[start]

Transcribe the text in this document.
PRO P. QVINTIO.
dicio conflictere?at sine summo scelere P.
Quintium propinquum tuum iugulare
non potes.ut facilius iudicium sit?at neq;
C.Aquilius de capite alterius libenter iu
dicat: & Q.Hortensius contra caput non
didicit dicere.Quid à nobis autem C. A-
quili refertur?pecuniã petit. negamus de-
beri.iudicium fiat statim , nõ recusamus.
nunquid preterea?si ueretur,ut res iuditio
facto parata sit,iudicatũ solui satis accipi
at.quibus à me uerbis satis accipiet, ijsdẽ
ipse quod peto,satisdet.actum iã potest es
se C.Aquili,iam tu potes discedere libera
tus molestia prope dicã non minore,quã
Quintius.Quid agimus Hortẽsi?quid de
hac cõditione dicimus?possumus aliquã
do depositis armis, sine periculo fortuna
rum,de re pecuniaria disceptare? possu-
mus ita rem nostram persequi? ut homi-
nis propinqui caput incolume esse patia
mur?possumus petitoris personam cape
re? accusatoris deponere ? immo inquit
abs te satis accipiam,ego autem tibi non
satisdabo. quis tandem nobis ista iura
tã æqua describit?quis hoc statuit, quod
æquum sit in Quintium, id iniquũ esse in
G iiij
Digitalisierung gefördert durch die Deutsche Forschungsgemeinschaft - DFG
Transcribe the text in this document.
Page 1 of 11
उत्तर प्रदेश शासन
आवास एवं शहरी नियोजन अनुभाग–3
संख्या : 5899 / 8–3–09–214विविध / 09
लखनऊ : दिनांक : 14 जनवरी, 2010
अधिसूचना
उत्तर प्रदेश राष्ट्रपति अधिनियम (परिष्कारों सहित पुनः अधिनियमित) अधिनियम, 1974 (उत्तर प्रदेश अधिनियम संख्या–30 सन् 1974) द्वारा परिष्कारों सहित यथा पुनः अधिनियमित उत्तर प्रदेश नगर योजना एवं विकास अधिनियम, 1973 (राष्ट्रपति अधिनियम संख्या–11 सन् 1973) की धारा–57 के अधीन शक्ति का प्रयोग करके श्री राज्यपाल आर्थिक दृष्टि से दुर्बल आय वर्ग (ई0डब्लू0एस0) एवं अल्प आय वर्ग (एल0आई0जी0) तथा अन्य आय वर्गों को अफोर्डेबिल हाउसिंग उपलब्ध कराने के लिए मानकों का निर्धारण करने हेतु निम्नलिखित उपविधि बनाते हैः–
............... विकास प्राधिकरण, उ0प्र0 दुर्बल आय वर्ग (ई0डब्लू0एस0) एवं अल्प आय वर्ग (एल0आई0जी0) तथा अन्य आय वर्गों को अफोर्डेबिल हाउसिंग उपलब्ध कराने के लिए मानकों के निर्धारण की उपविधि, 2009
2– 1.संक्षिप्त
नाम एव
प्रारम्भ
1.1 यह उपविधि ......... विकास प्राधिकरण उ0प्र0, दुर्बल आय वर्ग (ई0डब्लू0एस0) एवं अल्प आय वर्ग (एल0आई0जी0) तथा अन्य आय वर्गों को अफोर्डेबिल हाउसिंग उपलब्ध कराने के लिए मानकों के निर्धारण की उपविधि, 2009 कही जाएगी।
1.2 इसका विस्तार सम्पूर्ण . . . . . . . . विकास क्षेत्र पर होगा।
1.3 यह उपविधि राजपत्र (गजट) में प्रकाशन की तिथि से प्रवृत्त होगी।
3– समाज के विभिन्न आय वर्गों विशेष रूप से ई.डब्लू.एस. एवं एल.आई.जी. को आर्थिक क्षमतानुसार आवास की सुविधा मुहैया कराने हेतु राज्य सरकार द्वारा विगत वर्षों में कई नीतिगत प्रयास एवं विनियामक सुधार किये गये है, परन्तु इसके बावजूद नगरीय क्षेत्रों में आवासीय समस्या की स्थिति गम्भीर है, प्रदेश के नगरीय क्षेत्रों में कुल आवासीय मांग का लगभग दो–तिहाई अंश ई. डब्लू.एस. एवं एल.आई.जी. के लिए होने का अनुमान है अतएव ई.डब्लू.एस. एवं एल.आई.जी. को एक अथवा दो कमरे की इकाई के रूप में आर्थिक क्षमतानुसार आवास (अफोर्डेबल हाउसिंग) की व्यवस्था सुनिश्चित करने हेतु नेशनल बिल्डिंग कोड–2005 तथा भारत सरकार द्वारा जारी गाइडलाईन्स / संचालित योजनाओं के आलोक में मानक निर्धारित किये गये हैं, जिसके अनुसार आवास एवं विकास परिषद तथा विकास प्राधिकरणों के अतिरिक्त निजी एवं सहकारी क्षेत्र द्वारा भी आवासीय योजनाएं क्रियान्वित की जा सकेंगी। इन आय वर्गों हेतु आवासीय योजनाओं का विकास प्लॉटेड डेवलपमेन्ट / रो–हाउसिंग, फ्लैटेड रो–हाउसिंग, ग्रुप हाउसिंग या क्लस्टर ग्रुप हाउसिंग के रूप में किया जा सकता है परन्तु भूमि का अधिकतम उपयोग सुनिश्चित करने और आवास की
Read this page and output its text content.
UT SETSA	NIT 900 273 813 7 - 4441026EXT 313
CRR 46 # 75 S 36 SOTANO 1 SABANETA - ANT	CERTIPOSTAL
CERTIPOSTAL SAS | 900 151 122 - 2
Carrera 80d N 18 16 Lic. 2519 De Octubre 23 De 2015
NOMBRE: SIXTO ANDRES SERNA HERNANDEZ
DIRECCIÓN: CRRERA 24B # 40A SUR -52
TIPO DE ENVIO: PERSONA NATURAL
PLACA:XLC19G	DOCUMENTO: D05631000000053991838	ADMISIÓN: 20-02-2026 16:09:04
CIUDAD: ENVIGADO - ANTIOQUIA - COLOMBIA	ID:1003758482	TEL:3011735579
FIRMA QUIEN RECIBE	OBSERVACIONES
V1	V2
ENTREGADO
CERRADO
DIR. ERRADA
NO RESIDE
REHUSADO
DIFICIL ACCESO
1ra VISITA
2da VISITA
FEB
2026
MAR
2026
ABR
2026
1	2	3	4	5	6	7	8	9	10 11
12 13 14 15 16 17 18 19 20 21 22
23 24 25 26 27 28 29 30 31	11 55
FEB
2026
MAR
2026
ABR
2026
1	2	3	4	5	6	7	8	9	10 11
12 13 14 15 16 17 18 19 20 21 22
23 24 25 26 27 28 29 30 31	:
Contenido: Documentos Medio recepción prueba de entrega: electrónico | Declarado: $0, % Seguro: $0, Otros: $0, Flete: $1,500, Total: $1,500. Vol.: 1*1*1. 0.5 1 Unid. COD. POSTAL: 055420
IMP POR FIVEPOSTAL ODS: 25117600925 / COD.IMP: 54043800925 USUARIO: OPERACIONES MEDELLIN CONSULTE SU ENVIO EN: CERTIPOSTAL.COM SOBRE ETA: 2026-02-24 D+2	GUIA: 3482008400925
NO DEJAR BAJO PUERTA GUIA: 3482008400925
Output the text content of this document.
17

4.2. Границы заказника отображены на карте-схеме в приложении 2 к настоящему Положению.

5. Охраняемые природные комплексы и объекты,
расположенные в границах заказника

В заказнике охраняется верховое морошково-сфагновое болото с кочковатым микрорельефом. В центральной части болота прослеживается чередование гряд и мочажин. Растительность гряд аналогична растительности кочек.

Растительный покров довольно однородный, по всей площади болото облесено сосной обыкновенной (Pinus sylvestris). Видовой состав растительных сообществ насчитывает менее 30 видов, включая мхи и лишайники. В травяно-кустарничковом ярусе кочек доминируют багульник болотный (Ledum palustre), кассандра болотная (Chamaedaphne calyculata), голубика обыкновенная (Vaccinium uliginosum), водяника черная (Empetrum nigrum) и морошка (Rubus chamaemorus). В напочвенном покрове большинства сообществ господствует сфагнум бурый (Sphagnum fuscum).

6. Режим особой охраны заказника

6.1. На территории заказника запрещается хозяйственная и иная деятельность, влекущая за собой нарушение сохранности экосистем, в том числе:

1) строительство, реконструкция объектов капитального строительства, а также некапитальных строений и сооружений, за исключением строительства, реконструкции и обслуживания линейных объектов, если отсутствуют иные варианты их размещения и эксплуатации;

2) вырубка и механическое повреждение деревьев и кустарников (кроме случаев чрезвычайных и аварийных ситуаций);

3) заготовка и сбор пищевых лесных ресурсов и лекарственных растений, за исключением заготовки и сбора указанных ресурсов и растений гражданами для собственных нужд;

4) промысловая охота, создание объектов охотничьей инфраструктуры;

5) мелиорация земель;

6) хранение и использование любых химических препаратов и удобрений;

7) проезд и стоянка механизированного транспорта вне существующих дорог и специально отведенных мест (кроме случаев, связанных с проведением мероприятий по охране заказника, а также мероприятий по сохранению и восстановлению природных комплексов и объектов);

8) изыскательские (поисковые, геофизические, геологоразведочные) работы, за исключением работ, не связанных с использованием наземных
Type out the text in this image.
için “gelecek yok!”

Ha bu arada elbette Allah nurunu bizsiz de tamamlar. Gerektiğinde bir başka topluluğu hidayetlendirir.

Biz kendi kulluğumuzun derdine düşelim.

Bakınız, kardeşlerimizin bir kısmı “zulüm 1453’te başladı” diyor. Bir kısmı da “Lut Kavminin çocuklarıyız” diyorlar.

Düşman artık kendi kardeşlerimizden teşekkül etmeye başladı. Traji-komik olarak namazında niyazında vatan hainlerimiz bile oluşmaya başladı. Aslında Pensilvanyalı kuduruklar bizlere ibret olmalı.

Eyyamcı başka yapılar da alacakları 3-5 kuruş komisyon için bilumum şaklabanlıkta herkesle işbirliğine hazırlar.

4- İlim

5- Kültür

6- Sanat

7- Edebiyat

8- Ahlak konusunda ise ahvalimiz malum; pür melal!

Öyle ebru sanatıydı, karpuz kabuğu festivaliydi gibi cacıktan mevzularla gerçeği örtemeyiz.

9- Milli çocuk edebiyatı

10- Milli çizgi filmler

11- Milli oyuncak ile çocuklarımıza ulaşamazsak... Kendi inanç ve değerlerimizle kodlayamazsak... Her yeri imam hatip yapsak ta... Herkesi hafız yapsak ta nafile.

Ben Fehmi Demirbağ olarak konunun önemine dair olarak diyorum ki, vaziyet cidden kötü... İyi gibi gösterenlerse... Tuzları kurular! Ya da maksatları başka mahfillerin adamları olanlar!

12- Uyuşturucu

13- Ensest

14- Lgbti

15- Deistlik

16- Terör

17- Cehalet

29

[end]

Instructions to follow:
Whenever "content" turns up in a line, pick that line out.

Task solution:
Read this page and output its text content.
Output the text content of this document.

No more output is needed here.